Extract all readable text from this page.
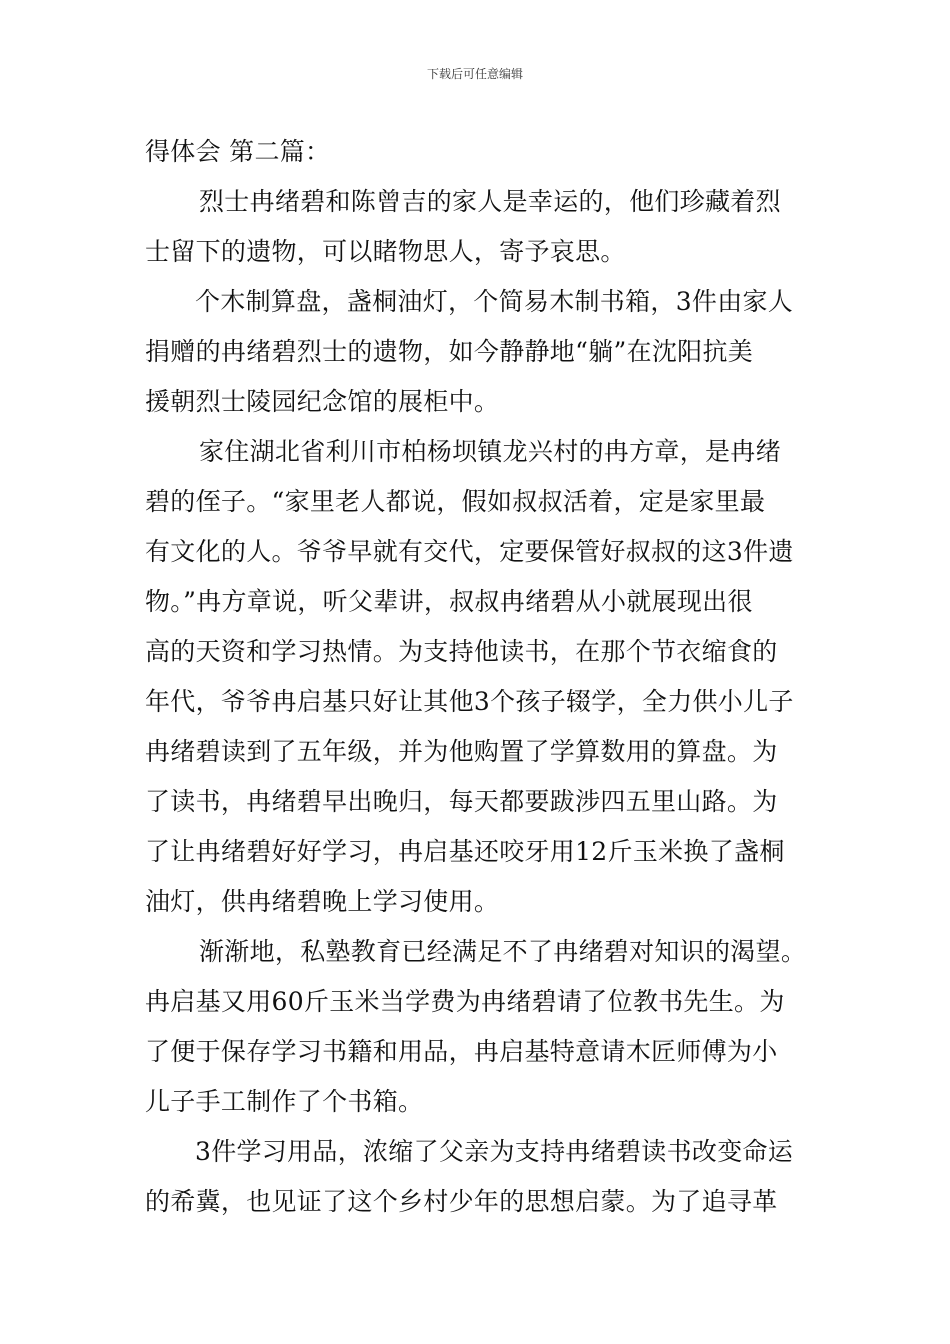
下载后可任意编辑
得体会 第二篇：
烈士冉绪碧和陈曾吉的家人是幸运的，他们珍藏着烈
士留下的遗物，可以睹物思人，寄予哀思。
个木制算盘，盏桐油灯，个简易木制书箱，3件由家人
捐赠的冉绪碧烈士的遗物，如今静静地“躺”在沈阳抗美
援朝烈士陵园纪念馆的展柜中。
家住湖北省利川市柏杨坝镇龙兴村的冉方章，是冉绪
碧的侄子。“家里老人都说，假如叔叔活着，定是家里最
有文化的人。爷爷早就有交代，定要保管好叔叔的这3件遗
物。”冉方章说，听父辈讲，叔叔冉绪碧从小就展现出很
高的天资和学习热情。为支持他读书，在那个节衣缩食的
年代，爷爷冉启基只好让其他3个孩子辍学，全力供小儿子
冉绪碧读到了五年级，并为他购置了学算数用的算盘。为
了读书，冉绪碧早出晚归，每天都要跋涉四五里山路。为
了让冉绪碧好好学习，冉启基还咬牙用12斤玉米换了盏桐
油灯，供冉绪碧晚上学习使用。
渐渐地，私塾教育已经满足不了冉绪碧对知识的渴望。
冉启基又用60斤玉米当学费为冉绪碧请了位教书先生。为
了便于保存学习书籍和用品，冉启基特意请木匠师傅为小
儿子手工制作了个书箱。
3件学习用品，浓缩了父亲为支持冉绪碧读书改变命运
的希冀，也见证了这个乡村少年的思想启蒙。为了追寻革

------------------------------

- SET TASK:
Please write out all the data again word for word, but not the pictures.

- RESULT:
Extract all readable text from this page.
下载后可任意编辑
得体会 第二篇：
烈士冉绪碧和陈曾吉的家人是幸运的，他们珍藏着烈
士留下的遗物，可以睹物思人，寄予哀思。
个木制算盘，盏桐油灯，个简易木制书箱，3件由家人
捐赠的冉绪碧烈士的遗物，如今静静地“躺”在沈阳抗美
援朝烈士陵园纪念馆的展柜中。
家住湖北省利川市柏杨坝镇龙兴村的冉方章，是冉绪
碧的侄子。“家里老人都说，假如叔叔活着，定是家里最
有文化的人。爷爷早就有交代，定要保管好叔叔的这3件遗
物。”冉方章说，听父辈讲，叔叔冉绪碧从小就展现出很
高的天资和学习热情。为支持他读书，在那个节衣缩食的
年代，爷爷冉启基只好让其他3个孩子辍学，全力供小儿子
冉绪碧读到了五年级，并为他购置了学算数用的算盘。为
了读书，冉绪碧早出晚归，每天都要跋涉四五里山路。为
了让冉绪碧好好学习，冉启基还咬牙用12斤玉米换了盏桐
油灯，供冉绪碧晚上学习使用。
渐渐地，私塾教育已经满足不了冉绪碧对知识的渴望。
冉启基又用60斤玉米当学费为冉绪碧请了位教书先生。为
了便于保存学习书籍和用品，冉启基特意请木匠师傅为小
儿子手工制作了个书箱。
3件学习用品，浓缩了父亲为支持冉绪碧读书改变命运
的希冀，也见证了这个乡村少年的思想启蒙。为了追寻革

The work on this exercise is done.